=== OBJECTIVE ===
Retype each of the lines below character for character, in the same order.
--- Start of EXTRACTED DATA ---
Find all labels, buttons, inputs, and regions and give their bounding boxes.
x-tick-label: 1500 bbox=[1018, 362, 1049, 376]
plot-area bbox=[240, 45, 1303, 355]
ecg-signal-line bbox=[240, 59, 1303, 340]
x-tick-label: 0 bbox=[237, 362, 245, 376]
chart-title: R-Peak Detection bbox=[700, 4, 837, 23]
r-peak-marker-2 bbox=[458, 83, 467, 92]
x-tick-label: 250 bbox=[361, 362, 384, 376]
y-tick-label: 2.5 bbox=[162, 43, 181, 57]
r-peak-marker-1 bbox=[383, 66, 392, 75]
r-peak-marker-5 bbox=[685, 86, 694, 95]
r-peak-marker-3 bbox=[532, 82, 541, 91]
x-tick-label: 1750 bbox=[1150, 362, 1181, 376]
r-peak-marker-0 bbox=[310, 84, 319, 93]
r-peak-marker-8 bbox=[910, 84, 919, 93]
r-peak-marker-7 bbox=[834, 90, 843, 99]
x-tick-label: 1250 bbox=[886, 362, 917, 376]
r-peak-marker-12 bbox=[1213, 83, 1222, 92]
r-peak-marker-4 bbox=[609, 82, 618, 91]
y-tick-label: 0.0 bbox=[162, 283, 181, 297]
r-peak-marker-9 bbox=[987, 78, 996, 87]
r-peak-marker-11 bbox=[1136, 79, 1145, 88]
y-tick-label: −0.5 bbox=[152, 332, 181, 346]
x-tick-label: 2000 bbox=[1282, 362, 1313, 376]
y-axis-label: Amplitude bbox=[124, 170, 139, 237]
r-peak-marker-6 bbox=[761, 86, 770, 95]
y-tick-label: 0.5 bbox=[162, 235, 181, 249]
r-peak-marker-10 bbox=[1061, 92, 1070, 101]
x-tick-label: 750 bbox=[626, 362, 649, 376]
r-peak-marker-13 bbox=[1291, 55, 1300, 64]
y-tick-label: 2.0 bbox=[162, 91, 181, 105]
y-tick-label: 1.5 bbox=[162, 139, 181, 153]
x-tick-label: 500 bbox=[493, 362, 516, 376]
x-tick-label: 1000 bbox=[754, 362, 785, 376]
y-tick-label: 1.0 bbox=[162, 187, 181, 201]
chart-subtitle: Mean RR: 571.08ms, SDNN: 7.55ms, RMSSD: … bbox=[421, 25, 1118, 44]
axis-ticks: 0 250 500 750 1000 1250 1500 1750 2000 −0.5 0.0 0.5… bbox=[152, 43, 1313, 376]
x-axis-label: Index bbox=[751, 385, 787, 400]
--- End of EXTRACTED DATA ---
=== CORRECT ANSWER ===
Find all labels, buttons, inputs, and regions and give their bounding boxes.
x-tick-label: 1500 bbox=[1018, 362, 1049, 376]
plot-area bbox=[240, 45, 1303, 355]
ecg-signal-line bbox=[240, 59, 1303, 340]
x-tick-label: 0 bbox=[237, 362, 245, 376]
chart-title: R-Peak Detection bbox=[700, 4, 837, 23]
r-peak-marker-2 bbox=[458, 83, 467, 92]
x-tick-label: 250 bbox=[361, 362, 384, 376]
y-tick-label: 2.5 bbox=[162, 43, 181, 57]
r-peak-marker-1 bbox=[383, 66, 392, 75]
r-peak-marker-5 bbox=[685, 86, 694, 95]
r-peak-marker-3 bbox=[532, 82, 541, 91]
x-tick-label: 1750 bbox=[1150, 362, 1181, 376]
r-peak-marker-0 bbox=[310, 84, 319, 93]
r-peak-marker-8 bbox=[910, 84, 919, 93]
r-peak-marker-7 bbox=[834, 90, 843, 99]
x-tick-label: 1250 bbox=[886, 362, 917, 376]
r-peak-marker-12 bbox=[1213, 83, 1222, 92]
r-peak-marker-4 bbox=[609, 82, 618, 91]
y-tick-label: 0.0 bbox=[162, 283, 181, 297]
r-peak-marker-9 bbox=[987, 78, 996, 87]
r-peak-marker-11 bbox=[1136, 79, 1145, 88]
y-tick-label: −0.5 bbox=[152, 332, 181, 346]
x-tick-label: 2000 bbox=[1282, 362, 1313, 376]
y-axis-label: Amplitude bbox=[124, 170, 139, 237]
r-peak-marker-6 bbox=[761, 86, 770, 95]
y-tick-label: 0.5 bbox=[162, 235, 181, 249]
r-peak-marker-10 bbox=[1061, 92, 1070, 101]
x-tick-label: 750 bbox=[626, 362, 649, 376]
r-peak-marker-13 bbox=[1291, 55, 1300, 64]
y-tick-label: 2.0 bbox=[162, 91, 181, 105]
y-tick-label: 1.5 bbox=[162, 139, 181, 153]
x-tick-label: 500 bbox=[493, 362, 516, 376]
x-tick-label: 1000 bbox=[754, 362, 785, 376]
y-tick-label: 1.0 bbox=[162, 187, 181, 201]
chart-subtitle: Mean RR: 571.08ms, SDNN: 7.55ms, RMSSD: … bbox=[421, 25, 1118, 44]
axis-ticks: 0 250 500 750 1000 1250 1500 1750 2000 −0.5 0.0 0.5… bbox=[152, 43, 1313, 376]
x-axis-label: Index bbox=[751, 385, 787, 400]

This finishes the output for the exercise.